Retype the complete listing exactly as it appears.

* START Supplied entries *

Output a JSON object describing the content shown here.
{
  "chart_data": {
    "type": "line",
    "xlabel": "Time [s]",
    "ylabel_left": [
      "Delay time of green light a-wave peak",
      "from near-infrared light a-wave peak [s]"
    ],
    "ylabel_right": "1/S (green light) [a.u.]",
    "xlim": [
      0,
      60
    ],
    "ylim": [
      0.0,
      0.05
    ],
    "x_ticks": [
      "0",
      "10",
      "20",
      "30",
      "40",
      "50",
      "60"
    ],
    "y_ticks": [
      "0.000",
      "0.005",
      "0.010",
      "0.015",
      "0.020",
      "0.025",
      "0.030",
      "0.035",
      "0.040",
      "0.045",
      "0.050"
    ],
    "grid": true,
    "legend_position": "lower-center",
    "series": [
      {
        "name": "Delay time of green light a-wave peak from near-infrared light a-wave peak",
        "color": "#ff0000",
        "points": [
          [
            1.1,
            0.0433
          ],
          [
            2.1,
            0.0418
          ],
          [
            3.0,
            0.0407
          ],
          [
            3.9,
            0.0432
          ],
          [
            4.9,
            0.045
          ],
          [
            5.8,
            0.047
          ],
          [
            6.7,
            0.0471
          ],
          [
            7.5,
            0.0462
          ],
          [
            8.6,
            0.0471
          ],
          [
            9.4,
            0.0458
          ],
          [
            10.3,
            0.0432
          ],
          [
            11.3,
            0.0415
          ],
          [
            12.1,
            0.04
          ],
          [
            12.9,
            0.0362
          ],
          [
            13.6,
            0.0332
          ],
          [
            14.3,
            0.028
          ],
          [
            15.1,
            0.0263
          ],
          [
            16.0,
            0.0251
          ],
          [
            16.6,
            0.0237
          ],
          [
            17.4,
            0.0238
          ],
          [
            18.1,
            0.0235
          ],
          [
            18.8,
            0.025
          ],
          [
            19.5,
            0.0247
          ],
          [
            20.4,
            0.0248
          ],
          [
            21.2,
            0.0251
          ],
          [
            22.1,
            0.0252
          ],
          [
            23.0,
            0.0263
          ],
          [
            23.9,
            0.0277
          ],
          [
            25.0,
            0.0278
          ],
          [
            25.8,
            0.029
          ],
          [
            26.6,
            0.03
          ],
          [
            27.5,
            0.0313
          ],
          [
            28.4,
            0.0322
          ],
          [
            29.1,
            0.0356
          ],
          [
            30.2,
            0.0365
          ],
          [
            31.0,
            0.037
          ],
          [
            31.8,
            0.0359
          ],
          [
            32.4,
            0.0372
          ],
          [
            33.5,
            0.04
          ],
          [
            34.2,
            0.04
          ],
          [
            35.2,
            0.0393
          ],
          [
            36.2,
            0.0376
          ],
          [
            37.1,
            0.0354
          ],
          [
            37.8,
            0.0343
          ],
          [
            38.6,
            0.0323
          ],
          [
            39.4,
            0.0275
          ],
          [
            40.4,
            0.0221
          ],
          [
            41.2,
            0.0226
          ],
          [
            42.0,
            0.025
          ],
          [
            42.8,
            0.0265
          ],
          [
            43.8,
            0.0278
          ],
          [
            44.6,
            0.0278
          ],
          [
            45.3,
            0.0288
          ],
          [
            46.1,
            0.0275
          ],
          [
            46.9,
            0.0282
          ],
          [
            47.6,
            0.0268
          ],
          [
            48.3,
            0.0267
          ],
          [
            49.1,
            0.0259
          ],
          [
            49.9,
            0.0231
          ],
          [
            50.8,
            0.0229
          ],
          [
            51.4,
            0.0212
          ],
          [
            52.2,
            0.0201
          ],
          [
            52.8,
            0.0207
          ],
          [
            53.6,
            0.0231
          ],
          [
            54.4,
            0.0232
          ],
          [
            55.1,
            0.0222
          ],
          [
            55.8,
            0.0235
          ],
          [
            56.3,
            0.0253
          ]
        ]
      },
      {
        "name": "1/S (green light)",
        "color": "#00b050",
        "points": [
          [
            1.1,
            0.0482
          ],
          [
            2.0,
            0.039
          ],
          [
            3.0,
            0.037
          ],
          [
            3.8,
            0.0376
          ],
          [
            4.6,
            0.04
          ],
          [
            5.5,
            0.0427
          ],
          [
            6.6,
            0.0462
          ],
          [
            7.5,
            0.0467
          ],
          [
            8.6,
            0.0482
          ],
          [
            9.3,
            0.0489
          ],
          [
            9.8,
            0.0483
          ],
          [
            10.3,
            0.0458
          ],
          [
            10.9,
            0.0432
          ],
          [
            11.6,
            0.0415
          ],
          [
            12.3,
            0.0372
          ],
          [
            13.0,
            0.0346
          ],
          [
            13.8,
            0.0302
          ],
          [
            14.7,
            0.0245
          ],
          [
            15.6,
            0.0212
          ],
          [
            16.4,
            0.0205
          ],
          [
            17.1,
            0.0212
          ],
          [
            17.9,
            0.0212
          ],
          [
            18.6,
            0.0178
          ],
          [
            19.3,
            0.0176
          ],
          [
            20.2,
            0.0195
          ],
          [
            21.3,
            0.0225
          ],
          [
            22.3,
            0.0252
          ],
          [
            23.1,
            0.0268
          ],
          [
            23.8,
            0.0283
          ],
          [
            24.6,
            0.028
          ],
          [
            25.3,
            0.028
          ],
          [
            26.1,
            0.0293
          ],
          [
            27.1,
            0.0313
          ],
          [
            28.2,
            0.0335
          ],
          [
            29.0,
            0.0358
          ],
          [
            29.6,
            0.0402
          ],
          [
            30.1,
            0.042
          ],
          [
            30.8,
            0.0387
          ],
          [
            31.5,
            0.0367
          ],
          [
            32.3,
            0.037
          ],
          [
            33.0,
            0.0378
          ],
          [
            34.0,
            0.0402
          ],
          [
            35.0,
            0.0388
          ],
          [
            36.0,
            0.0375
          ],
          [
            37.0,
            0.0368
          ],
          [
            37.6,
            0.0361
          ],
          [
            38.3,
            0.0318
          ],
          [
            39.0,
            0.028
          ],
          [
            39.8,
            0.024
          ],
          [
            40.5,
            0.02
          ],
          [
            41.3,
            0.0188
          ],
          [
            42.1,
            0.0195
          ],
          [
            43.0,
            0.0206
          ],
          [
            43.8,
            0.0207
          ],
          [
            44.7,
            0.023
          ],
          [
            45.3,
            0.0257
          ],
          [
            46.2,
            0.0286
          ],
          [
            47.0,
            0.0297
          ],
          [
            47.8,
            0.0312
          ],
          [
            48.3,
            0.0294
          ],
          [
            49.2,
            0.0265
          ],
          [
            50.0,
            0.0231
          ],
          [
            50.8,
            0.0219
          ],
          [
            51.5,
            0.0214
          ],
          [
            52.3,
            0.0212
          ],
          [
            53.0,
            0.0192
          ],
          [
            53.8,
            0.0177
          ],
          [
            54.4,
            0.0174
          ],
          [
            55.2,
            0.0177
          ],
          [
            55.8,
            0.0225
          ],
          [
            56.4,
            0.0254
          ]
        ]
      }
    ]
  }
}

* END Supplied entries *

> [Worked answer]
Output a JSON object describing the content shown here.
{
  "chart_data": {
    "type": "line",
    "xlabel": "Time [s]",
    "ylabel_left": [
      "Delay time of green light a-wave peak",
      "from near-infrared light a-wave peak [s]"
    ],
    "ylabel_right": "1/S (green light) [a.u.]",
    "xlim": [
      0,
      60
    ],
    "ylim": [
      0.0,
      0.05
    ],
    "x_ticks": [
      "0",
      "10",
      "20",
      "30",
      "40",
      "50",
      "60"
    ],
    "y_ticks": [
      "0.000",
      "0.005",
      "0.010",
      "0.015",
      "0.020",
      "0.025",
      "0.030",
      "0.035",
      "0.040",
      "0.045",
      "0.050"
    ],
    "grid": true,
    "legend_position": "lower-center",
    "series": [
      {
        "name": "Delay time of green light a-wave peak from near-infrared light a-wave peak",
        "color": "#ff0000",
        "points": [
          [
            1.1,
            0.0433
          ],
          [
            2.1,
            0.0418
          ],
          [
            3.0,
            0.0407
          ],
          [
            3.9,
            0.0432
          ],
          [
            4.9,
            0.045
          ],
          [
            5.8,
            0.047
          ],
          [
            6.7,
            0.0471
          ],
          [
            7.5,
            0.0462
          ],
          [
            8.6,
            0.0471
          ],
          [
            9.4,
            0.0458
          ],
          [
            10.3,
            0.0432
          ],
          [
            11.3,
            0.0415
          ],
          [
            12.1,
            0.04
          ],
          [
            12.9,
            0.0362
          ],
          [
            13.6,
            0.0332
          ],
          [
            14.3,
            0.028
          ],
          [
            15.1,
            0.0263
          ],
          [
            16.0,
            0.0251
          ],
          [
            16.6,
            0.0237
          ],
          [
            17.4,
            0.0238
          ],
          [
            18.1,
            0.0235
          ],
          [
            18.8,
            0.025
          ],
          [
            19.5,
            0.0247
          ],
          [
            20.4,
            0.0248
          ],
          [
            21.2,
            0.0251
          ],
          [
            22.1,
            0.0252
          ],
          [
            23.0,
            0.0263
          ],
          [
            23.9,
            0.0277
          ],
          [
            25.0,
            0.0278
          ],
          [
            25.8,
            0.029
          ],
          [
            26.6,
            0.03
          ],
          [
            27.5,
            0.0313
          ],
          [
            28.4,
            0.0322
          ],
          [
            29.1,
            0.0356
          ],
          [
            30.2,
            0.0365
          ],
          [
            31.0,
            0.037
          ],
          [
            31.8,
            0.0359
          ],
          [
            32.4,
            0.0372
          ],
          [
            33.5,
            0.04
          ],
          [
            34.2,
            0.04
          ],
          [
            35.2,
            0.0393
          ],
          [
            36.2,
            0.0376
          ],
          [
            37.1,
            0.0354
          ],
          [
            37.8,
            0.0343
          ],
          [
            38.6,
            0.0323
          ],
          [
            39.4,
            0.0275
          ],
          [
            40.4,
            0.0221
          ],
          [
            41.2,
            0.0226
          ],
          [
            42.0,
            0.025
          ],
          [
            42.8,
            0.0265
          ],
          [
            43.8,
            0.0278
          ],
          [
            44.6,
            0.0278
          ],
          [
            45.3,
            0.0288
          ],
          [
            46.1,
            0.0275
          ],
          [
            46.9,
            0.0282
          ],
          [
            47.6,
            0.0268
          ],
          [
            48.3,
            0.0267
          ],
          [
            49.1,
            0.0259
          ],
          [
            49.9,
            0.0231
          ],
          [
            50.8,
            0.0229
          ],
          [
            51.4,
            0.0212
          ],
          [
            52.2,
            0.0201
          ],
          [
            52.8,
            0.0207
          ],
          [
            53.6,
            0.0231
          ],
          [
            54.4,
            0.0232
          ],
          [
            55.1,
            0.0222
          ],
          [
            55.8,
            0.0235
          ],
          [
            56.3,
            0.0253
          ]
        ]
      },
      {
        "name": "1/S (green light)",
        "color": "#00b050",
        "points": [
          [
            1.1,
            0.0482
          ],
          [
            2.0,
            0.039
          ],
          [
            3.0,
            0.037
          ],
          [
            3.8,
            0.0376
          ],
          [
            4.6,
            0.04
          ],
          [
            5.5,
            0.0427
          ],
          [
            6.6,
            0.0462
          ],
          [
            7.5,
            0.0467
          ],
          [
            8.6,
            0.0482
          ],
          [
            9.3,
            0.0489
          ],
          [
            9.8,
            0.0483
          ],
          [
            10.3,
            0.0458
          ],
          [
            10.9,
            0.0432
          ],
          [
            11.6,
            0.0415
          ],
          [
            12.3,
            0.0372
          ],
          [
            13.0,
            0.0346
          ],
          [
            13.8,
            0.0302
          ],
          [
            14.7,
            0.0245
          ],
          [
            15.6,
            0.0212
          ],
          [
            16.4,
            0.0205
          ],
          [
            17.1,
            0.0212
          ],
          [
            17.9,
            0.0212
          ],
          [
            18.6,
            0.0178
          ],
          [
            19.3,
            0.0176
          ],
          [
            20.2,
            0.0195
          ],
          [
            21.3,
            0.0225
          ],
          [
            22.3,
            0.0252
          ],
          [
            23.1,
            0.0268
          ],
          [
            23.8,
            0.0283
          ],
          [
            24.6,
            0.028
          ],
          [
            25.3,
            0.028
          ],
          [
            26.1,
            0.0293
          ],
          [
            27.1,
            0.0313
          ],
          [
            28.2,
            0.0335
          ],
          [
            29.0,
            0.0358
          ],
          [
            29.6,
            0.0402
          ],
          [
            30.1,
            0.042
          ],
          [
            30.8,
            0.0387
          ],
          [
            31.5,
            0.0367
          ],
          [
            32.3,
            0.037
          ],
          [
            33.0,
            0.0378
          ],
          [
            34.0,
            0.0402
          ],
          [
            35.0,
            0.0388
          ],
          [
            36.0,
            0.0375
          ],
          [
            37.0,
            0.0368
          ],
          [
            37.6,
            0.0361
          ],
          [
            38.3,
            0.0318
          ],
          [
            39.0,
            0.028
          ],
          [
            39.8,
            0.024
          ],
          [
            40.5,
            0.02
          ],
          [
            41.3,
            0.0188
          ],
          [
            42.1,
            0.0195
          ],
          [
            43.0,
            0.0206
          ],
          [
            43.8,
            0.0207
          ],
          [
            44.7,
            0.023
          ],
          [
            45.3,
            0.0257
          ],
          [
            46.2,
            0.0286
          ],
          [
            47.0,
            0.0297
          ],
          [
            47.8,
            0.0312
          ],
          [
            48.3,
            0.0294
          ],
          [
            49.2,
            0.0265
          ],
          [
            50.0,
            0.0231
          ],
          [
            50.8,
            0.0219
          ],
          [
            51.5,
            0.0214
          ],
          [
            52.3,
            0.0212
          ],
          [
            53.0,
            0.0192
          ],
          [
            53.8,
            0.0177
          ],
          [
            54.4,
            0.0174
          ],
          [
            55.2,
            0.0177
          ],
          [
            55.8,
            0.0225
          ],
          [
            56.4,
            0.0254
          ]
        ]
      }
    ]
  }
}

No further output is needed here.